— start of THE RECORDS —
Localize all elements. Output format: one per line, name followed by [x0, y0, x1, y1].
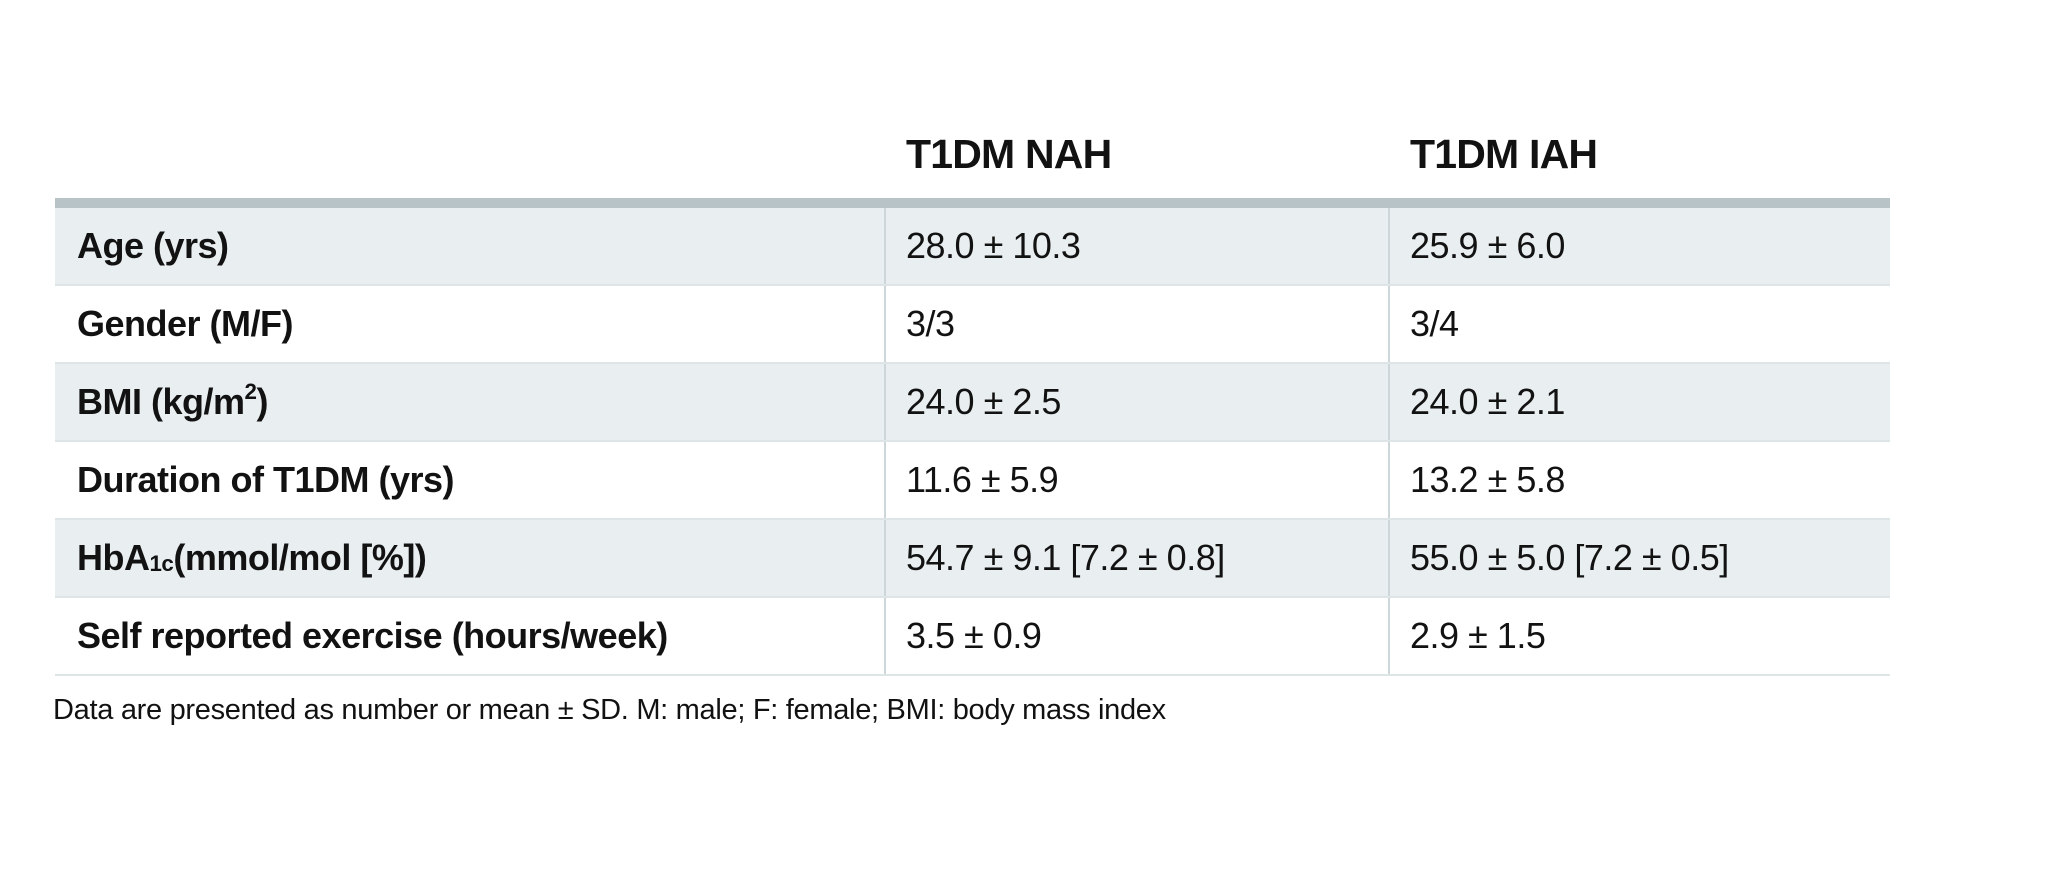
- table-row-gender: Gender (M/F) 3/3 3/4: [55, 286, 1890, 364]
- row-label-text: Age (yrs): [77, 225, 229, 266]
- table-row-duration: Duration of T1DM (yrs) 11.6 ± 5.9 13.2 ±…: [55, 442, 1890, 520]
- column-header-t1dm-iah: T1DM IAH: [1410, 131, 1598, 177]
- row-label-text: BMI (kg/m: [77, 381, 245, 422]
- row-label-text: Duration of T1DM (yrs): [77, 459, 455, 500]
- value-iah: 24.0 ± 2.1: [1388, 364, 1890, 440]
- participant-characteristics-table: T1DM NAH T1DM IAH Age (yrs) 28.0 ± 10.3 …: [53, 95, 1890, 727]
- row-label: Gender (M/F): [55, 286, 884, 362]
- row-label: BMI (kg/m 2): [77, 378, 268, 422]
- table-footnote: Data are presented as number or mean ± S…: [53, 694, 1166, 726]
- row-label: Duration of T1DM (yrs): [55, 442, 884, 518]
- value-nah: 54.7 ± 9.1 [7.2 ± 0.8]: [884, 520, 1388, 596]
- value-iah: 55.0 ± 5.0 [7.2 ± 0.5]: [1388, 520, 1890, 596]
- value-nah: 28.0 ± 10.3: [884, 208, 1388, 284]
- table-row-age: Age (yrs) 28.0 ± 10.3 25.9 ± 6.0: [55, 208, 1890, 286]
- table-row-exercise: Self reported exercise (hours/week) 3.5 …: [55, 598, 1890, 676]
- value-nah: 3/3: [884, 286, 1388, 362]
- value-nah: 24.0 ± 2.5: [884, 364, 1388, 440]
- table-top-rule: [55, 198, 1890, 208]
- table-row-hba1c: HbA 1c (mmol/mol [%]) 54.7 ± 9.1 [7.2 ± 0…: [55, 520, 1890, 598]
- row-label-text: Self reported exercise (hours/week): [77, 615, 668, 656]
- value-iah: 13.2 ± 5.8: [1388, 442, 1890, 518]
- column-header-t1dm-nah: T1DM NAH: [906, 131, 1112, 177]
- value-nah: 11.6 ± 5.9: [884, 442, 1388, 518]
- value-nah: 3.5 ± 0.9: [884, 598, 1388, 674]
- table-body: Age (yrs) 28.0 ± 10.3 25.9 ± 6.0 Gender …: [55, 208, 1890, 676]
- value-iah: 2.9 ± 1.5: [1388, 598, 1890, 674]
- row-label-text: Gender (M/F): [77, 303, 294, 344]
- row-label: Self reported exercise (hours/week): [55, 598, 884, 674]
- value-iah: 25.9 ± 6.0: [1388, 208, 1890, 284]
- row-label: HbA 1c (mmol/mol [%]): [77, 537, 427, 578]
- row-label: Age (yrs): [55, 208, 884, 284]
- table-header-row: T1DM NAH T1DM IAH: [55, 95, 1890, 198]
- column-header-empty: [55, 178, 884, 198]
- value-iah: 3/4: [1388, 286, 1890, 362]
- table-row-bmi: BMI (kg/m 2) 24.0 ± 2.5 24.0 ± 2.1: [55, 364, 1890, 442]
- row-label-text-end: ): [256, 381, 268, 422]
- row-label-text: HbA: [77, 537, 150, 578]
- row-label-text-end: (mmol/mol [%]): [173, 537, 427, 578]
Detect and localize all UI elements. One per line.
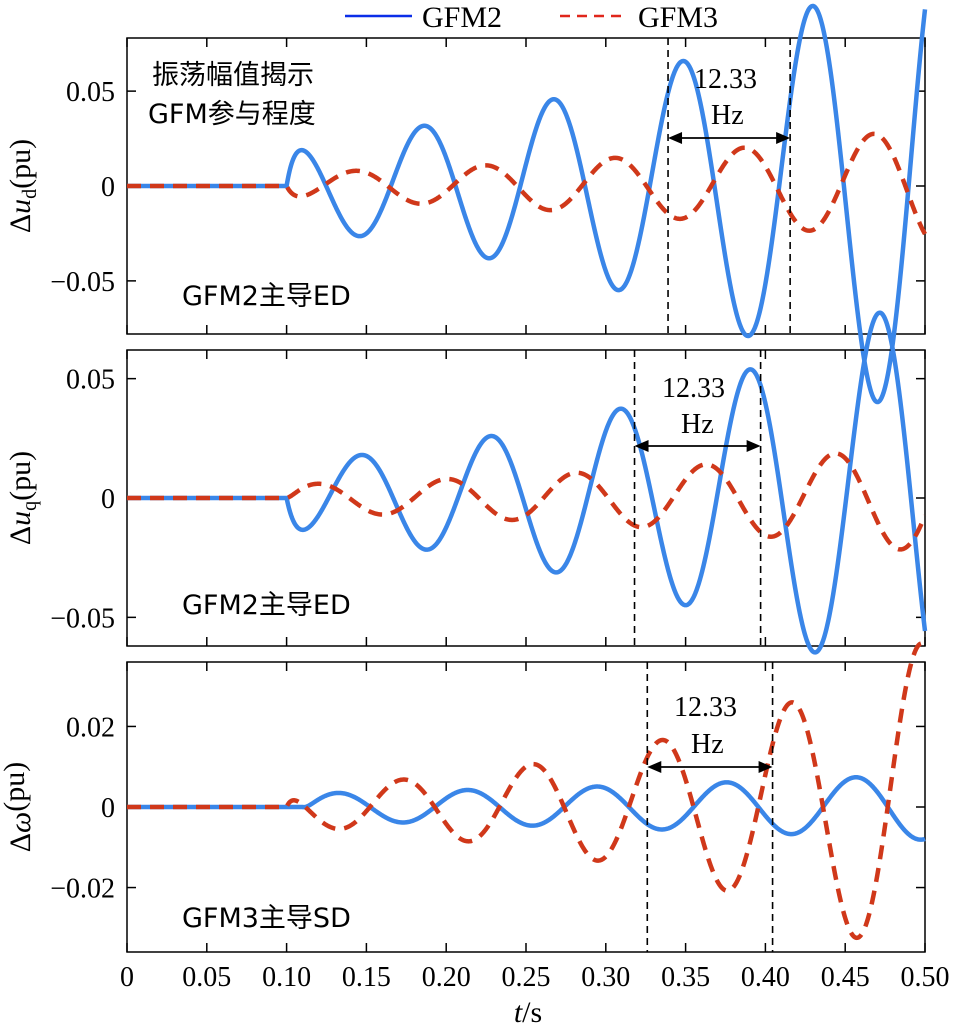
series-line-gfm2 (125, 310, 928, 655)
x-tick-label: 0 (120, 962, 134, 993)
series-line-gfm3 (125, 131, 927, 236)
y-tick-label: 0 (101, 484, 115, 515)
period-markers (646, 662, 774, 952)
y-tick-label: −0.05 (50, 603, 115, 634)
arrow-head-right (758, 761, 773, 773)
panel-ud: −0.05 0 0.05 振荡幅值揭示 GFM参与程度 GFM2主导ED 12.33… (4, 3, 928, 405)
arrow-head-left (668, 132, 683, 144)
freq-unit: Hz (711, 100, 744, 131)
freq-value: 12.33 (694, 64, 757, 95)
freq-unit: Hz (681, 409, 714, 440)
y-tick-label: −0.02 (50, 874, 115, 905)
arrow-head-right (746, 440, 761, 452)
y-axis-label: Δuq(pu) (4, 451, 41, 545)
y-ticks: −0.05 0 0.05 (50, 38, 926, 334)
x-tick-label: 0.35 (661, 962, 710, 993)
y-tick-label: 0.05 (66, 77, 115, 108)
series-group (125, 310, 928, 655)
annotation-amplitude-line1: 振荡幅值揭示 (152, 60, 314, 91)
freq-value: 12.33 (674, 692, 737, 723)
period-markers (633, 350, 762, 646)
x-tick-label: 0.30 (581, 962, 630, 993)
legend-label-gfm3: GFM3 (638, 1, 718, 34)
panel-uq: −0.05 0 0.05 GFM2主导ED 12.33 Hz Δuq(pu) (4, 310, 928, 655)
arrow-head-left (634, 440, 649, 452)
y-axis-label: Δud(pu) (4, 139, 41, 233)
annotation-dominance: GFM2主导ED (182, 281, 351, 312)
panel-omega: −0.02 0 0.02 GFM3主导SD 12.33 Hz Δω(pu) (0, 641, 927, 953)
x-tick-label: 0.40 (741, 962, 790, 993)
arrow-head-left (647, 761, 662, 773)
series-group (125, 641, 927, 941)
x-tick-label: 0.25 (502, 962, 551, 993)
y-tick-label: −0.05 (50, 267, 115, 298)
series-line-gfm3 (125, 641, 927, 941)
annotation-dominance: GFM3主导SD (182, 903, 351, 934)
x-ticks: 0 0.05 0.10 0.15 0.20 0.25 0.30 0.35 0.40 0.45 0.5… (120, 962, 950, 993)
x-tick-label: 0.15 (342, 962, 391, 993)
x-axis-label: t/s (514, 996, 542, 1028)
series-line-gfm2 (125, 775, 927, 842)
series-line-gfm3 (125, 451, 928, 552)
y-ticks: −0.02 0 0.02 (50, 662, 926, 952)
x-tick-label: 0.50 (901, 962, 950, 993)
y-axis-label: Δω(pu) (0, 762, 37, 852)
annotation-dominance: GFM2主导ED (182, 590, 351, 621)
annotation-amplitude-line2: GFM参与程度 (148, 99, 316, 130)
series-line-gfm2 (125, 3, 928, 405)
freq-value: 12.33 (662, 373, 725, 404)
arrow-head-right (776, 132, 791, 144)
legend: GFM2 GFM3 (345, 1, 718, 34)
x-tick-label: 0.20 (422, 962, 471, 993)
y-tick-label: 0.05 (66, 365, 115, 396)
series-group (125, 3, 928, 405)
legend-label-gfm2: GFM2 (422, 1, 502, 34)
period-markers (667, 38, 791, 334)
x-tick-label: 0.05 (182, 962, 231, 993)
y-tick-label: 0.02 (66, 712, 115, 743)
y-ticks: −0.05 0 0.05 (50, 350, 926, 646)
y-tick-label: 0 (101, 793, 115, 824)
x-tick-label: 0.10 (262, 962, 311, 993)
y-tick-label: 0 (101, 172, 115, 203)
freq-unit: Hz (691, 729, 724, 760)
x-tick-label: 0.45 (821, 962, 870, 993)
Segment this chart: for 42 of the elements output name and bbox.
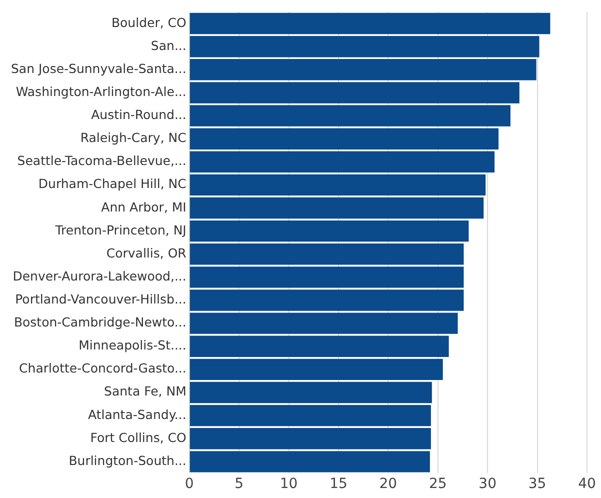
y-tick-label: Boulder, CO (111, 14, 187, 30)
y-tick-label: Durham-Chapel Hill, NC (38, 176, 187, 192)
bar (190, 382, 432, 404)
y-tick-label: Burlington-South... (68, 452, 186, 468)
y-tick-label: Atlanta-Sandy... (88, 406, 186, 422)
x-tick-label: 5 (234, 476, 244, 492)
y-tick-label: Raleigh-Cary, NC (80, 130, 187, 146)
y-tick-label: Charlotte-Concord-Gasto... (19, 360, 186, 376)
y-tick-label: Ann Arbor, MI (101, 199, 186, 214)
bar (190, 336, 449, 357)
y-tick-label: Portland-Vancouver-Hillsb... (15, 292, 186, 306)
x-tick-label: 20 (379, 476, 398, 492)
bar (190, 174, 486, 196)
y-tick-label: San Jose-Sunnyvale-Santa... (10, 60, 186, 76)
bar (190, 404, 431, 426)
y-tick-label: Trenton-Princeton, NJ (54, 222, 186, 238)
x-tick-label: 0 (184, 476, 194, 492)
x-tick-label: 15 (330, 476, 348, 492)
bar (190, 220, 469, 242)
x-tick-label: 30 (478, 476, 497, 492)
y-tick-label: Denver-Aurora-Lakewood,... (12, 268, 186, 284)
y-tick-label: Seattle-Tacoma-Bellevue,... (17, 153, 186, 168)
bar (190, 12, 550, 34)
bar (190, 197, 484, 219)
bar (190, 36, 540, 58)
x-tick-label: 40 (578, 476, 596, 492)
bar (190, 244, 464, 265)
y-tick-label: San... (150, 38, 186, 53)
y-tick-label: Washington-Arlington-Ale... (16, 84, 186, 99)
x-tick-label: 25 (428, 476, 447, 492)
y-tick-label: Corvallis, OR (106, 245, 187, 260)
y-tick-label: Fort Collins, CO (90, 430, 187, 445)
bar (190, 451, 430, 472)
x-tick-label: 10 (280, 476, 298, 492)
y-tick-label: Santa Fe, NM (104, 384, 186, 399)
x-tick-label: 35 (528, 476, 546, 492)
bar (190, 151, 495, 172)
bar (190, 428, 431, 450)
bar (190, 358, 443, 380)
y-tick-label: Minneapolis-St.... (78, 338, 186, 353)
y-tick-label: Boston-Cambridge-Newto... (14, 314, 186, 330)
y-tick-label: Austin-Round... (91, 107, 186, 122)
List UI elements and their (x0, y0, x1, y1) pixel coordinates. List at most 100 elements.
— end of THE RECORDS —
# SHORT TASK:
Change "x-tick-label" to "x-axis-label" in the entries starting at the line that contains "y-tick-label: Boulder, CO (111, 14, 187, 30)" and ending at the line that contains "bar (190, 12, 550, 34)". Give back only those lines, with everything else unchanged.

# TASK SOLUTION:
y-tick-label: Boulder, CO (111, 14, 187, 30)
y-tick-label: Durham-Chapel Hill, NC (38, 176, 187, 192)
bar (190, 382, 432, 404)
y-tick-label: Burlington-South... (68, 452, 186, 468)
y-tick-label: Atlanta-Sandy... (88, 406, 186, 422)
x-axis-label: 5 (234, 476, 244, 492)
y-tick-label: Raleigh-Cary, NC (80, 130, 187, 146)
y-tick-label: Charlotte-Concord-Gasto... (19, 360, 186, 376)
y-tick-label: Ann Arbor, MI (101, 199, 186, 214)
bar (190, 336, 449, 357)
y-tick-label: Portland-Vancouver-Hillsb... (15, 292, 186, 306)
x-axis-label: 20 (379, 476, 398, 492)
bar (190, 174, 486, 196)
y-tick-label: San Jose-Sunnyvale-Santa... (10, 60, 186, 76)
bar (190, 404, 431, 426)
y-tick-label: Trenton-Princeton, NJ (54, 222, 186, 238)
x-axis-label: 0 (184, 476, 194, 492)
x-axis-label: 15 (330, 476, 348, 492)
bar (190, 220, 469, 242)
x-axis-label: 30 (478, 476, 497, 492)
y-tick-label: Denver-Aurora-Lakewood,... (12, 268, 186, 284)
y-tick-label: Seattle-Tacoma-Bellevue,... (17, 153, 186, 168)
bar (190, 12, 550, 34)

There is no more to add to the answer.